OBJECTIVE
Print every entry word for word, but omit the pictures.
— start —
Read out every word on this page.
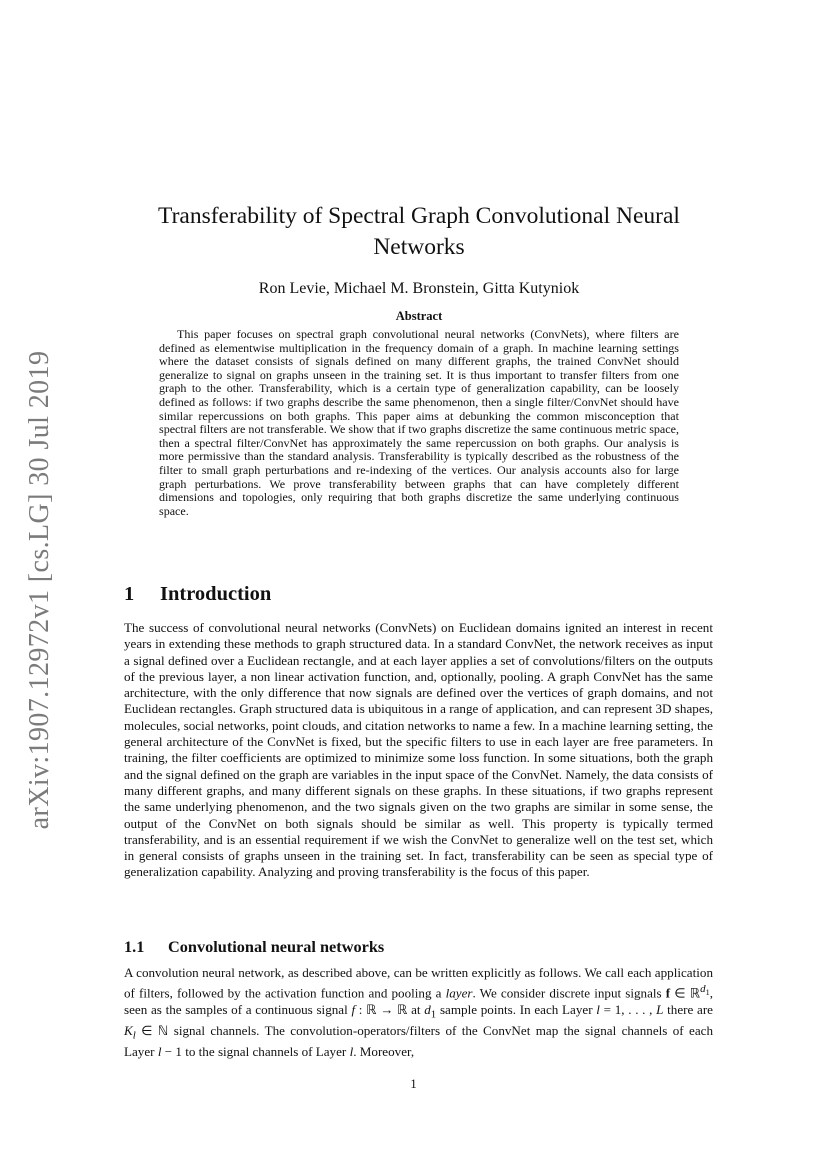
arXiv:1907.12972v1 [cs.LG] 30 Jul 2019
Transferability of Spectral Graph Convolutional Neural Networks
Ron Levie, Michael M. Bronstein, Gitta Kutyniok
Abstract

This paper focuses on spectral graph convolutional neural networks (ConvNets), where filters are defined as elementwise multiplication in the frequency domain of a graph. In machine learning settings where the dataset consists of signals defined on many different graphs, the trained ConvNet should generalize to signal on graphs unseen in the training set. It is thus important to transfer filters from one graph to the other. Transferability, which is a certain type of generalization capability, can be loosely defined as follows: if two graphs describe the same phenomenon, then a single filter/ConvNet should have similar repercussions on both graphs. This paper aims at debunking the common misconception that spectral filters are not transferable. We show that if two graphs discretize the same continuous metric space, then a spectral filter/ConvNet has approximately the same repercussion on both graphs. Our analysis is more permissive than the standard analysis. Transferability is typically described as the robustness of the filter to small graph perturbations and re-indexing of the vertices. Our analysis accounts also for large graph perturbations. We prove transferability between graphs that can have completely different dimensions and topologies, only requiring that both graphs discretize the same underlying continuous space.

1 Introduction

The success of convolutional neural networks (ConvNets) on Euclidean domains ignited an interest in recent years in extending these methods to graph structured data. In a standard ConvNet, the network receives as input a signal defined over a Euclidean rectangle, and at each layer applies a set of convolutions/filters on the outputs of the previous layer, a non linear activation function, and, optionally, pooling. A graph ConvNet has the same architecture, with the only difference that now signals are defined over the vertices of graph domains, and not Euclidean rectangles. Graph structured data is ubiquitous in a range of application, and can represent 3D shapes, molecules, social networks, point clouds, and citation networks to name a few. In a machine learning setting, the general architecture of the ConvNet is fixed, but the specific filters to use in each layer are free parameters. In training, the filter coefficients are optimized to minimize some loss function. In some situations, both the graph and the signal defined on the graph are variables in the input space of the ConvNet. Namely, the data consists of many different graphs, and many different signals on these graphs. In these situations, if two graphs represent the same underlying phenomenon, and the two signals given on the two graphs are similar in some sense, the output of the ConvNet on both signals should be similar as well. This property is typically termed transferability, and is an essential requirement if we wish the ConvNet to generalize well on the test set, which in general consists of graphs unseen in the training set. In fact, transferability can be seen as special type of generalization capability. Analyzing and proving transferability is the focus of this paper.

1.1 Convolutional neural networks

A convolution neural network, as described above, can be written explicitly as follows. We call each application of filters, followed by the activation function and pooling a layer. We consider discrete input signals f ∈ ℝ$^{d_1}$, seen as the samples of a continuous signal f : ℝ → ℝ at $d_1$ sample points. In each Layer l = 1, . . . , L there are $K_l$ ∈ ℕ signal channels. The convolution-operators/filters of the ConvNet map the signal channels of each Layer l − 1 to the signal channels of Layer l. Moreover,

1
— end —
THE ANSWER
Read out every word on this page.
arXiv:1907.12972v1 [cs.LG] 30 Jul 2019
Transferability of Spectral Graph Convolutional Neural Networks
Ron Levie, Michael M. Bronstein, Gitta Kutyniok
Abstract

This paper focuses on spectral graph convolutional neural networks (ConvNets), where filters are defined as elementwise multiplication in the frequency domain of a graph. In machine learning settings where the dataset consists of signals defined on many different graphs, the trained ConvNet should generalize to signal on graphs unseen in the training set. It is thus important to transfer filters from one graph to the other. Transferability, which is a certain type of generalization capability, can be loosely defined as follows: if two graphs describe the same phenomenon, then a single filter/ConvNet should have similar repercussions on both graphs. This paper aims at debunking the common misconception that spectral filters are not transferable. We show that if two graphs discretize the same continuous metric space, then a spectral filter/ConvNet has approximately the same repercussion on both graphs. Our analysis is more permissive than the standard analysis. Transferability is typically described as the robustness of the filter to small graph perturbations and re-indexing of the vertices. Our analysis accounts also for large graph perturbations. We prove transferability between graphs that can have completely different dimensions and topologies, only requiring that both graphs discretize the same underlying continuous space.

1 Introduction

The success of convolutional neural networks (ConvNets) on Euclidean domains ignited an interest in recent years in extending these methods to graph structured data. In a standard ConvNet, the network receives as input a signal defined over a Euclidean rectangle, and at each layer applies a set of convolutions/filters on the outputs of the previous layer, a non linear activation function, and, optionally, pooling. A graph ConvNet has the same architecture, with the only difference that now signals are defined over the vertices of graph domains, and not Euclidean rectangles. Graph structured data is ubiquitous in a range of application, and can represent 3D shapes, molecules, social networks, point clouds, and citation networks to name a few. In a machine learning setting, the general architecture of the ConvNet is fixed, but the specific filters to use in each layer are free parameters. In training, the filter coefficients are optimized to minimize some loss function. In some situations, both the graph and the signal defined on the graph are variables in the input space of the ConvNet. Namely, the data consists of many different graphs, and many different signals on these graphs. In these situations, if two graphs represent the same underlying phenomenon, and the two signals given on the two graphs are similar in some sense, the output of the ConvNet on both signals should be similar as well. This property is typically termed transferability, and is an essential requirement if we wish the ConvNet to generalize well on the test set, which in general consists of graphs unseen in the training set. In fact, transferability can be seen as special type of generalization capability. Analyzing and proving transferability is the focus of this paper.

1.1 Convolutional neural networks

A convolution neural network, as described above, can be written explicitly as follows. We call each application of filters, followed by the activation function and pooling a layer. We consider discrete input signals f ∈ ℝ$^{d_1}$, seen as the samples of a continuous signal f : ℝ → ℝ at $d_1$ sample points. In each Layer l = 1, . . . , L there are $K_l$ ∈ ℕ signal channels. The convolution-operators/filters of the ConvNet map the signal channels of each Layer l − 1 to the signal channels of Layer l. Moreover,

1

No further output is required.